:: Given request ::
Copy out every line of the items below exactly, leaving out the pictures.

:: Exercise inputs ::
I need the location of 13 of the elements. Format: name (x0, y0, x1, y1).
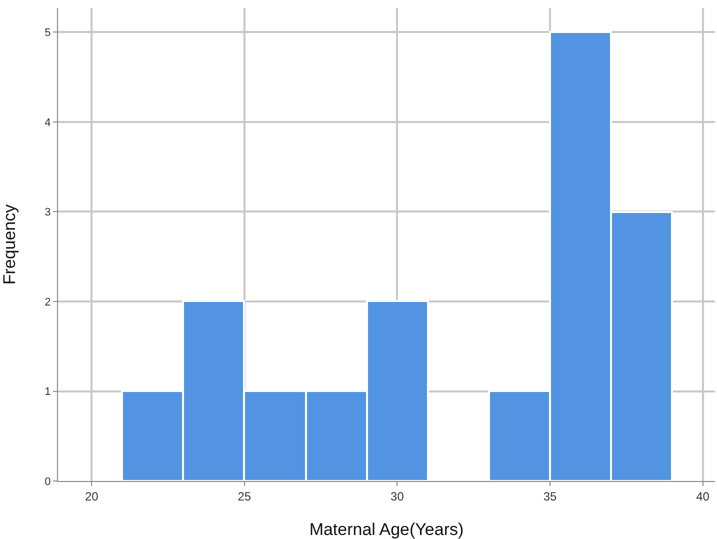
y-tick-label: 4 (44, 116, 51, 129)
y-tick-label: 5 (44, 27, 51, 40)
y-tick-label: 3 (44, 206, 51, 219)
x-tick-label: 40 (696, 489, 710, 504)
x-tick-label: 25 (238, 489, 252, 504)
x-tick-label: 20 (84, 489, 99, 504)
y-tick-label: 1 (44, 386, 51, 398)
y-tick-label: 0 (44, 476, 51, 488)
y-tick-label: 2 (44, 296, 51, 308)
x-tick-label: 35 (543, 489, 557, 504)
x-axis-title: Maternal Age(Years) (309, 520, 464, 539)
x-tick-label: 30 (390, 489, 404, 504)
y-axis-title: Frequency (0, 204, 19, 285)
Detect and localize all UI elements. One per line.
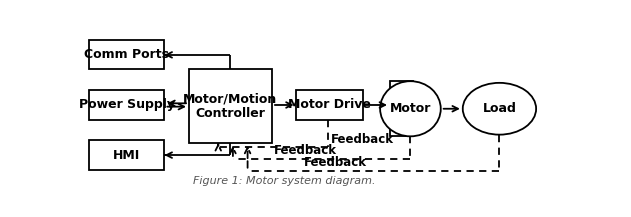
Bar <box>88 40 165 69</box>
Text: Feedback: Feedback <box>273 144 336 157</box>
Text: Figure 1: Motor system diagram.: Figure 1: Motor system diagram. <box>193 176 375 186</box>
Ellipse shape <box>463 83 536 135</box>
Text: Comm Ports: Comm Ports <box>84 48 169 61</box>
Text: Feedback: Feedback <box>331 133 394 146</box>
Text: Motor/Motion
Controller: Motor/Motion Controller <box>184 92 278 120</box>
Text: HMI: HMI <box>113 149 140 162</box>
Text: Motor Drive: Motor Drive <box>288 99 371 112</box>
Text: Feedback: Feedback <box>304 156 367 169</box>
Text: Motor: Motor <box>390 102 431 115</box>
Text: Power Supply: Power Supply <box>78 99 175 112</box>
Bar <box>88 140 165 170</box>
Ellipse shape <box>380 81 440 136</box>
Text: Load: Load <box>483 102 516 115</box>
Bar <box>88 90 165 120</box>
Bar <box>189 69 272 143</box>
Bar <box>390 81 413 136</box>
Bar <box>297 90 363 120</box>
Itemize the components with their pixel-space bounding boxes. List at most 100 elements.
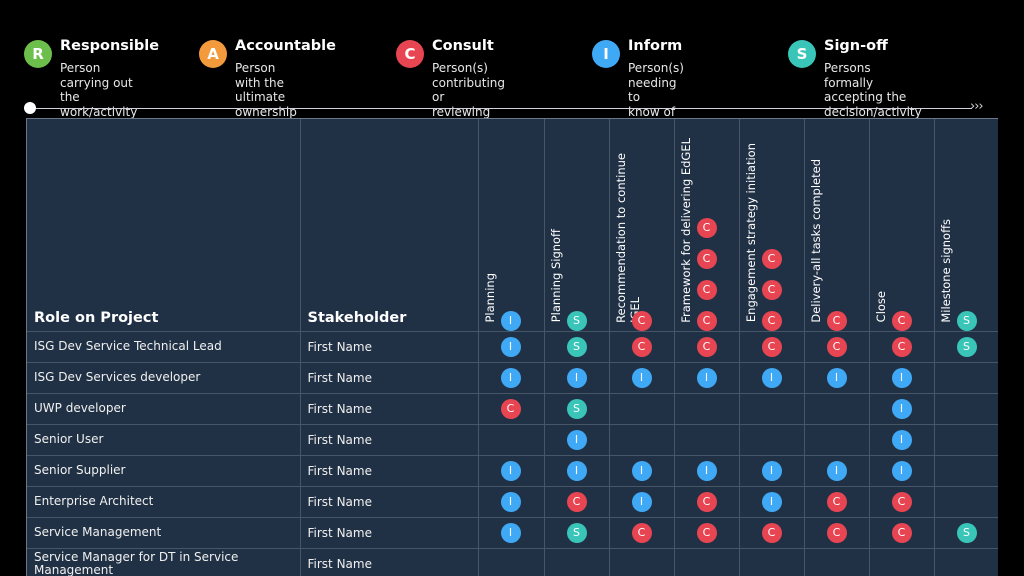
activity-label: Close xyxy=(873,291,888,323)
stakeholder-cell: First Name xyxy=(300,393,479,425)
raci-cell xyxy=(674,424,740,456)
raci-cell: I xyxy=(478,517,545,549)
raci-cell: I xyxy=(478,362,545,394)
activity-label: Planning xyxy=(482,272,497,323)
activity-header-badges: I xyxy=(500,300,521,331)
raci-cell: I xyxy=(609,362,675,394)
raci-badge-c: C xyxy=(826,336,847,357)
raci-cell xyxy=(544,548,610,576)
table-row: Service Manager for DT in Service Manage… xyxy=(27,548,998,576)
raci-badge-c: C xyxy=(826,522,847,543)
raci-cell xyxy=(934,393,998,425)
raci-cell: I xyxy=(869,455,935,487)
stakeholder-cell: First Name xyxy=(300,362,479,394)
raci-cell xyxy=(869,548,935,576)
raci-badge-c: C xyxy=(891,336,912,357)
raci-badge-i: I xyxy=(631,491,652,512)
raci-cell: C xyxy=(804,331,870,363)
raci-badge-c: C xyxy=(631,522,652,543)
raci-cell: I xyxy=(739,455,805,487)
raci-badge-i: I xyxy=(566,429,587,450)
raci-cell: C xyxy=(739,331,805,363)
raci-cell: I xyxy=(739,362,805,394)
legend-description: Persons formally accepting the decision/… xyxy=(824,61,922,119)
activity-header: Delivery-all tasks completed C xyxy=(804,119,870,332)
raci-badge-i: I xyxy=(761,491,782,512)
raci-badge-c: C xyxy=(500,398,521,419)
raci-badge-c: C xyxy=(826,491,847,512)
raci-cell xyxy=(934,548,998,576)
raci-badge-i: I xyxy=(826,367,847,388)
raci-badge-c: C xyxy=(826,310,847,331)
role-cell: ISG Dev Services developer xyxy=(27,362,301,394)
legend-title: Responsible xyxy=(60,38,160,54)
raci-badge-i: I xyxy=(500,336,521,357)
raci-badge-i: I xyxy=(891,429,912,450)
raci-cell: I xyxy=(869,362,935,394)
raci-cell: S xyxy=(544,393,610,425)
legend-title: Inform xyxy=(628,38,683,54)
activity-header: Planning Signoff S xyxy=(544,119,610,332)
timeline-arrow-icon: ››› xyxy=(970,99,984,114)
stakeholder-cell: First Name xyxy=(300,517,479,549)
raci-cell: I xyxy=(478,486,545,518)
role-cell: ISG Dev Service Technical Lead xyxy=(27,331,301,363)
legend-badge-a: A xyxy=(199,40,227,68)
legend-title: Sign-off xyxy=(824,38,888,54)
raci-cell: S xyxy=(544,517,610,549)
raci-cell xyxy=(934,424,998,456)
raci-cell: C xyxy=(739,517,805,549)
raci-cell xyxy=(804,548,870,576)
raci-cell xyxy=(609,548,675,576)
raci-cell: C xyxy=(674,517,740,549)
activity-label: Engagement strategy initiation xyxy=(743,143,758,323)
raci-badge-s: S xyxy=(566,310,587,331)
role-cell: Senior Supplier xyxy=(27,455,301,487)
activity-header: Recommendation to continue IGEL C xyxy=(609,119,675,332)
activity-label: Milestone signoffs xyxy=(938,218,953,323)
raci-cell xyxy=(739,548,805,576)
header-row: Role on Project Stakeholder Planning I Pla… xyxy=(27,119,998,332)
activity-header-badges: S xyxy=(566,300,587,331)
raci-cell: C xyxy=(804,517,870,549)
raci-cell xyxy=(739,393,805,425)
raci-badge-c: C xyxy=(761,336,782,357)
activity-header: Milestone signoffs S xyxy=(934,119,998,332)
raci-cell: S xyxy=(934,517,998,549)
role-cell: Service Management xyxy=(27,517,301,549)
raci-cell xyxy=(934,455,998,487)
raci-cell: S xyxy=(544,331,610,363)
raci-badge-i: I xyxy=(826,460,847,481)
stakeholder-cell: First Name xyxy=(300,424,479,456)
raci-badge-s: S xyxy=(956,336,977,357)
raci-table: Role on Project Stakeholder Planning I Pla… xyxy=(27,119,998,576)
raci-cell: C xyxy=(478,393,545,425)
raci-badge-i: I xyxy=(500,367,521,388)
raci-badge-i: I xyxy=(631,460,652,481)
raci-cell: I xyxy=(478,455,545,487)
raci-cell xyxy=(804,424,870,456)
legend-description: Person carrying out the work/activity xyxy=(60,61,138,119)
raci-badge-i: I xyxy=(500,460,521,481)
table-row: UWP developer First Name C S I xyxy=(27,393,998,425)
raci-cell xyxy=(804,393,870,425)
raci-badge-c: C xyxy=(891,522,912,543)
timeline-start-dot xyxy=(24,102,36,114)
table-row: Service Management First Name I S C C C C C S xyxy=(27,517,998,549)
raci-cell: I xyxy=(869,424,935,456)
raci-cell: C xyxy=(869,486,935,518)
header-stakeholder: Stakeholder xyxy=(300,119,479,332)
raci-badge-i: I xyxy=(761,460,782,481)
raci-badge-c: C xyxy=(696,217,717,238)
raci-badge-c: C xyxy=(566,491,587,512)
raci-cell: I xyxy=(674,362,740,394)
raci-cell xyxy=(674,393,740,425)
raci-badge-c: C xyxy=(696,491,717,512)
activity-header-badges: C xyxy=(891,300,912,331)
raci-cell: I xyxy=(609,486,675,518)
raci-cell: C xyxy=(804,486,870,518)
raci-badge-c: C xyxy=(891,310,912,331)
table-row: ISG Dev Service Technical Lead First Name… xyxy=(27,331,998,363)
legend-title: Accountable xyxy=(235,38,336,54)
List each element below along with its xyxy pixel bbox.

:: Worked solution ::
I need the location of 13 of the elements. Format: name (x0, y0, x1, y1).
y-tick-label: 4 (44, 116, 51, 129)
y-tick-label: 5 (44, 27, 51, 40)
y-tick-label: 3 (44, 206, 51, 219)
x-tick-label: 40 (696, 489, 710, 504)
x-tick-label: 25 (238, 489, 252, 504)
x-tick-label: 20 (84, 489, 99, 504)
y-tick-label: 1 (44, 386, 51, 398)
y-tick-label: 0 (44, 476, 51, 488)
y-tick-label: 2 (44, 296, 51, 308)
x-tick-label: 35 (543, 489, 557, 504)
x-axis-title: Maternal Age(Years) (309, 520, 464, 539)
x-tick-label: 30 (390, 489, 404, 504)
y-axis-title: Frequency (0, 204, 19, 285)
Detect and localize all UI elements. One per line.
Bar <box>88 40 165 69</box>
Text: Feedback: Feedback <box>273 144 336 157</box>
Text: Figure 1: Motor system diagram.: Figure 1: Motor system diagram. <box>193 176 375 186</box>
Ellipse shape <box>463 83 536 135</box>
Text: Comm Ports: Comm Ports <box>84 48 169 61</box>
Text: Feedback: Feedback <box>331 133 394 146</box>
Text: Motor/Motion
Controller: Motor/Motion Controller <box>184 92 278 120</box>
Text: HMI: HMI <box>113 149 140 162</box>
Text: Motor Drive: Motor Drive <box>288 99 371 112</box>
Text: Feedback: Feedback <box>304 156 367 169</box>
Text: Motor: Motor <box>390 102 431 115</box>
Text: Power Supply: Power Supply <box>78 99 175 112</box>
Bar <box>88 140 165 170</box>
Ellipse shape <box>380 81 440 136</box>
Text: Load: Load <box>483 102 516 115</box>
Bar <box>88 90 165 120</box>
Bar <box>189 69 272 143</box>
Bar <box>390 81 413 136</box>
Bar <box>297 90 363 120</box>
Itemize the components with their pixel-space bounding boxes. List at most 100 elements.
activity-label: Close xyxy=(873,291,888,323)
stakeholder-cell: First Name xyxy=(300,393,479,425)
raci-cell xyxy=(674,424,740,456)
raci-cell: I xyxy=(478,517,545,549)
raci-cell: I xyxy=(478,362,545,394)
activity-label: Planning xyxy=(482,272,497,323)
activity-header-badges: I xyxy=(500,300,521,331)
raci-cell: I xyxy=(609,362,675,394)
raci-badge-c: C xyxy=(826,336,847,357)
raci-cell xyxy=(544,548,610,576)
table-row: Service Manager for DT in Service Manage… xyxy=(27,548,998,576)
raci-badge-c: C xyxy=(826,522,847,543)
raci-cell xyxy=(934,393,998,425)
raci-cell: I xyxy=(869,455,935,487)
stakeholder-cell: First Name xyxy=(300,362,479,394)
raci-cell xyxy=(869,548,935,576)
raci-badge-c: C xyxy=(891,336,912,357)
raci-badge-i: I xyxy=(631,491,652,512)
raci-cell: C xyxy=(804,331,870,363)
raci-badge-c: C xyxy=(631,522,652,543)
raci-cell: I xyxy=(739,455,805,487)
raci-badge-i: I xyxy=(566,429,587,450)
raci-cell: C xyxy=(739,331,805,363)
raci-cell: I xyxy=(739,362,805,394)
legend-description: Persons formally accepting the decision/… xyxy=(824,61,922,119)
activity-header: Delivery-all tasks completed C xyxy=(804,119,870,332)
raci-badge-i: I xyxy=(761,491,782,512)
raci-badge-c: C xyxy=(500,398,521,419)
raci-badge-c: C xyxy=(826,491,847,512)
raci-cell xyxy=(934,548,998,576)
raci-badge-i: I xyxy=(826,367,847,388)
raci-badge-c: C xyxy=(826,310,847,331)
role-cell: ISG Dev Services developer xyxy=(27,362,301,394)
legend-title: Responsible xyxy=(60,38,160,54)
raci-badge-i: I xyxy=(500,336,521,357)
raci-badge-i: I xyxy=(891,429,912,450)
raci-cell: I xyxy=(869,362,935,394)
raci-cell: S xyxy=(544,393,610,425)
legend-title: Inform xyxy=(628,38,683,54)
activity-header: Planning Signoff S xyxy=(544,119,610,332)
timeline-arrow-icon: ››› xyxy=(970,99,984,114)
stakeholder-cell: First Name xyxy=(300,517,479,549)
raci-cell: I xyxy=(478,486,545,518)
role-cell: ISG Dev Service Technical Lead xyxy=(27,331,301,363)
legend-badge-a: A xyxy=(199,40,227,68)
legend-title: Sign-off xyxy=(824,38,888,54)
raci-cell: S xyxy=(544,517,610,549)
raci-cell xyxy=(934,424,998,456)
raci-cell: C xyxy=(739,517,805,549)
raci-cell xyxy=(804,548,870,576)
raci-cell xyxy=(609,548,675,576)
raci-cell: C xyxy=(674,517,740,549)
activity-label: Engagement strategy initiation xyxy=(743,143,758,323)
raci-badge-s: S xyxy=(566,310,587,331)
role-cell: Senior Supplier xyxy=(27,455,301,487)
activity-header: Recommendation to continue IGEL C xyxy=(609,119,675,332)
activity-label: Milestone signoffs xyxy=(938,218,953,323)
raci-cell xyxy=(739,548,805,576)
header-row: Role on Project Stakeholder Planning I Pla… xyxy=(27,119,998,332)
activity-header-badges: S xyxy=(566,300,587,331)
raci-cell: C xyxy=(804,517,870,549)
raci-cell xyxy=(739,393,805,425)
raci-badge-c: C xyxy=(761,336,782,357)
activity-header: Milestone signoffs S xyxy=(934,119,998,332)
raci-cell: S xyxy=(934,517,998,549)
role-cell: Service Management xyxy=(27,517,301,549)
raci-cell xyxy=(934,455,998,487)
raci-cell: S xyxy=(544,331,610,363)
raci-badge-i: I xyxy=(826,460,847,481)
stakeholder-cell: First Name xyxy=(300,424,479,456)
raci-badge-s: S xyxy=(956,336,977,357)
raci-table: Role on Project Stakeholder Planning I Pla… xyxy=(27,119,998,576)
raci-cell: C xyxy=(478,393,545,425)
raci-badge-i: I xyxy=(500,367,521,388)
raci-badge-i: I xyxy=(631,460,652,481)
raci-cell: I xyxy=(478,455,545,487)
raci-cell xyxy=(804,424,870,456)
legend-description: Person carrying out the work/activity xyxy=(60,61,138,119)
raci-badge-i: I xyxy=(500,460,521,481)
table-row: UWP developer First Name C S I xyxy=(27,393,998,425)
raci-cell xyxy=(804,393,870,425)
raci-badge-c: C xyxy=(891,522,912,543)
timeline-start-dot xyxy=(24,102,36,114)
table-row: Service Management First Name I S C C C C C S xyxy=(27,517,998,549)
raci-cell: I xyxy=(869,424,935,456)
raci-cell: C xyxy=(869,486,935,518)
header-stakeholder: Stakeholder xyxy=(300,119,479,332)
raci-badge-i: I xyxy=(761,460,782,481)
raci-badge-c: C xyxy=(696,217,717,238)
raci-badge-c: C xyxy=(566,491,587,512)
raci-cell: I xyxy=(674,362,740,394)
raci-cell xyxy=(674,393,740,425)
raci-badge-c: C xyxy=(696,491,717,512)
activity-header-badges: C xyxy=(891,300,912,331)
raci-cell: I xyxy=(609,486,675,518)
raci-cell: C xyxy=(804,486,870,518)
raci-badge-c: C xyxy=(891,310,912,331)
table-row: ISG Dev Service Technical Lead First Name… xyxy=(27,331,998,363)
legend-title: Accountable xyxy=(235,38,336,54)
List each element below along with its xyxy pixel bbox.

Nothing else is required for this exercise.